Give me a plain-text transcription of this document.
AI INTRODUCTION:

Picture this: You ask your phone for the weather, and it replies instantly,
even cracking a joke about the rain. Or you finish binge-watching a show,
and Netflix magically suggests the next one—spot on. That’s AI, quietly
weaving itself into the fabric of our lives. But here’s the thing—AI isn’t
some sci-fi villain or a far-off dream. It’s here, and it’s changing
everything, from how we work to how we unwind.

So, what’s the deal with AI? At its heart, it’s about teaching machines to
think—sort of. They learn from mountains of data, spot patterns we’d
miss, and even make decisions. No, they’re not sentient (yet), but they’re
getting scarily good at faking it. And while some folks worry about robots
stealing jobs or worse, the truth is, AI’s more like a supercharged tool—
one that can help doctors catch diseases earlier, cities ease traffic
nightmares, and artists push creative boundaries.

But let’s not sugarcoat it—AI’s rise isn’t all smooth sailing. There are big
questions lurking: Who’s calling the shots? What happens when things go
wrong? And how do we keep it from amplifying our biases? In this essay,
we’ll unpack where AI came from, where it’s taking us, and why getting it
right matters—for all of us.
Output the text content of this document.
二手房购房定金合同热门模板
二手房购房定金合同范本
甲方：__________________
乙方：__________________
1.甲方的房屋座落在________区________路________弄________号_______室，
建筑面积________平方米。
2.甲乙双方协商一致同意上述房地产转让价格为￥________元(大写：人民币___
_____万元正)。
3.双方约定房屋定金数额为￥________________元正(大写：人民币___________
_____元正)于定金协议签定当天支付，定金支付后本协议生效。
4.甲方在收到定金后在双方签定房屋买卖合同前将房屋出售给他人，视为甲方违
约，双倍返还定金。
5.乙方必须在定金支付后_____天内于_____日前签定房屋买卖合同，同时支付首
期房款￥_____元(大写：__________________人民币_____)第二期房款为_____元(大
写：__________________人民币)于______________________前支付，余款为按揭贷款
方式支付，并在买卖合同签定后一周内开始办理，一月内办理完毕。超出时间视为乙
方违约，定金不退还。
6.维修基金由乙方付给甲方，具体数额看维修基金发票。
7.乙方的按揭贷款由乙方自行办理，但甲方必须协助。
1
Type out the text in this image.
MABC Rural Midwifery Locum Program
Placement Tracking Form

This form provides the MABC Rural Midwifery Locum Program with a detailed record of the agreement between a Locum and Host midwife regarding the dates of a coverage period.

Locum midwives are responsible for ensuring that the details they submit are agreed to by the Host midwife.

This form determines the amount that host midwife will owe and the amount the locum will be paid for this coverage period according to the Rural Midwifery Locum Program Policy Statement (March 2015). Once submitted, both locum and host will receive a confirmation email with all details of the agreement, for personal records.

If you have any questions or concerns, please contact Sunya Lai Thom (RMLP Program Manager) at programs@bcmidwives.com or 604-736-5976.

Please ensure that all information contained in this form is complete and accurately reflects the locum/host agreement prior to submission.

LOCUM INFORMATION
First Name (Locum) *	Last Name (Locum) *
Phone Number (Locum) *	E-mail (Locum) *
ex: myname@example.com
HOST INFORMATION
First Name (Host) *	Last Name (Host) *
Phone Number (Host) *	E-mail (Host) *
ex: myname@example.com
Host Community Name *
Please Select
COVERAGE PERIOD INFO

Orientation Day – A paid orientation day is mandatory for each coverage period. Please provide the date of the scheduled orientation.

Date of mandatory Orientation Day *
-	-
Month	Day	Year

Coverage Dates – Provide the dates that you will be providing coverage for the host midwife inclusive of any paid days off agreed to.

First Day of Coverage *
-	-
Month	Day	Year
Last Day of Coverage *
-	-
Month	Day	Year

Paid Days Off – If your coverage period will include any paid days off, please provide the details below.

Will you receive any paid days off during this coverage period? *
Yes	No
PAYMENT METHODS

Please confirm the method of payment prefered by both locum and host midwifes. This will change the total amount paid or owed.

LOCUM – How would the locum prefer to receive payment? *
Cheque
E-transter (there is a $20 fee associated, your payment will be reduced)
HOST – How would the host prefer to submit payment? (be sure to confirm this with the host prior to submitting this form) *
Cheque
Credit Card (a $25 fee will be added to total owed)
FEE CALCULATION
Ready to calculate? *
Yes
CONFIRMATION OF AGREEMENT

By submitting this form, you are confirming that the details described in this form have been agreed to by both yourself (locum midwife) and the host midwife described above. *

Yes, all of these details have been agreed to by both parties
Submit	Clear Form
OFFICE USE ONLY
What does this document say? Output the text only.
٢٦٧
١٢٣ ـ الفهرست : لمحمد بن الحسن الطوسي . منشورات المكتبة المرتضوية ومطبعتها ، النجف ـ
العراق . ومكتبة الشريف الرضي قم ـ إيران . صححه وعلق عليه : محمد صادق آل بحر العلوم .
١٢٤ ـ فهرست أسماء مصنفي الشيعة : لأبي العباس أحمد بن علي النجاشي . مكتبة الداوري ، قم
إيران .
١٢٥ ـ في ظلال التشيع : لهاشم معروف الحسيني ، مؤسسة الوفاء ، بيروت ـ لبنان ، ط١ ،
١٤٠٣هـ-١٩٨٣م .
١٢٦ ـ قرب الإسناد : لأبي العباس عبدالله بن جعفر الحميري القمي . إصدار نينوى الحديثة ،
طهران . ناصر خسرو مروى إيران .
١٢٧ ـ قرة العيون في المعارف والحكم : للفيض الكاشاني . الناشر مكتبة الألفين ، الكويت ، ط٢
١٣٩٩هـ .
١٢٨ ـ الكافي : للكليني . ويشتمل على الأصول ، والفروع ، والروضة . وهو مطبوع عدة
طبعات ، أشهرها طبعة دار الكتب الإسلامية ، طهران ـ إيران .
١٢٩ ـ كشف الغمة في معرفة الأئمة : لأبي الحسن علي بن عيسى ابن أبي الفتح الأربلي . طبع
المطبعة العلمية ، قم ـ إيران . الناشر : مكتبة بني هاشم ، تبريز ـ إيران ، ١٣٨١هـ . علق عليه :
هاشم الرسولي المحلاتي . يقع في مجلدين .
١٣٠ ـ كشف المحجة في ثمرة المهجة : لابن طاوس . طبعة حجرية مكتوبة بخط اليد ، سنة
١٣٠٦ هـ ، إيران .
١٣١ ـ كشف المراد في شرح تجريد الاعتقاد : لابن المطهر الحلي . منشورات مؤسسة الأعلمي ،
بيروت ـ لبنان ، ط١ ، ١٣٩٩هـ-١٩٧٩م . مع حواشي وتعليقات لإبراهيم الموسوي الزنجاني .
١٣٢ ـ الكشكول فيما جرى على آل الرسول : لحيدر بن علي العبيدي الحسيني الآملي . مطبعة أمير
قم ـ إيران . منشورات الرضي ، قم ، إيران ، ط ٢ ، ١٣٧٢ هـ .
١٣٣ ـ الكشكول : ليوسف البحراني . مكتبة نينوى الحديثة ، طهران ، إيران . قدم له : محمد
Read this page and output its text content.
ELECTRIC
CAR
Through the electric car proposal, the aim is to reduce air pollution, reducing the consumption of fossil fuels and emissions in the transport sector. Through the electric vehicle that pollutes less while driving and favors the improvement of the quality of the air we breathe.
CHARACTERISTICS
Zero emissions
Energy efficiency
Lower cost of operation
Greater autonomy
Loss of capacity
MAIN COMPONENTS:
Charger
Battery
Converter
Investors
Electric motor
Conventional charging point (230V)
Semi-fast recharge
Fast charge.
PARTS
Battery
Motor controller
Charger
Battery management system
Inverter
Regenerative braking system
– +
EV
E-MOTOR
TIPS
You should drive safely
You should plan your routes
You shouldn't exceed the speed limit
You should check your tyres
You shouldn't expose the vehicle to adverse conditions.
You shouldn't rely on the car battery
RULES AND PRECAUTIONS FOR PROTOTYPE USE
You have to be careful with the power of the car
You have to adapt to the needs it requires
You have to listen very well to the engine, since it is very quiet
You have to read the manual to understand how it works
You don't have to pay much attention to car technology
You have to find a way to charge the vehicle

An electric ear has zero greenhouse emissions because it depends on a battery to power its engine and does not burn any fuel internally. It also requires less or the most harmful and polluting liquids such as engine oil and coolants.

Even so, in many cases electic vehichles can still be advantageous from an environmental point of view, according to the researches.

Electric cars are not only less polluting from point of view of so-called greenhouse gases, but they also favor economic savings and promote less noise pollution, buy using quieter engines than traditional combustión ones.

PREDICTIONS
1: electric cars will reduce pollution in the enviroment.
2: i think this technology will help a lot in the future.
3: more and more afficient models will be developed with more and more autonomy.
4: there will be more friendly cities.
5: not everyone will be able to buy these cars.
-------
EXERCISE TASK
Provide the count, and nothing else, of lines in the data above where the word "MABC" occurs.

PROBLEM SOLUTION
2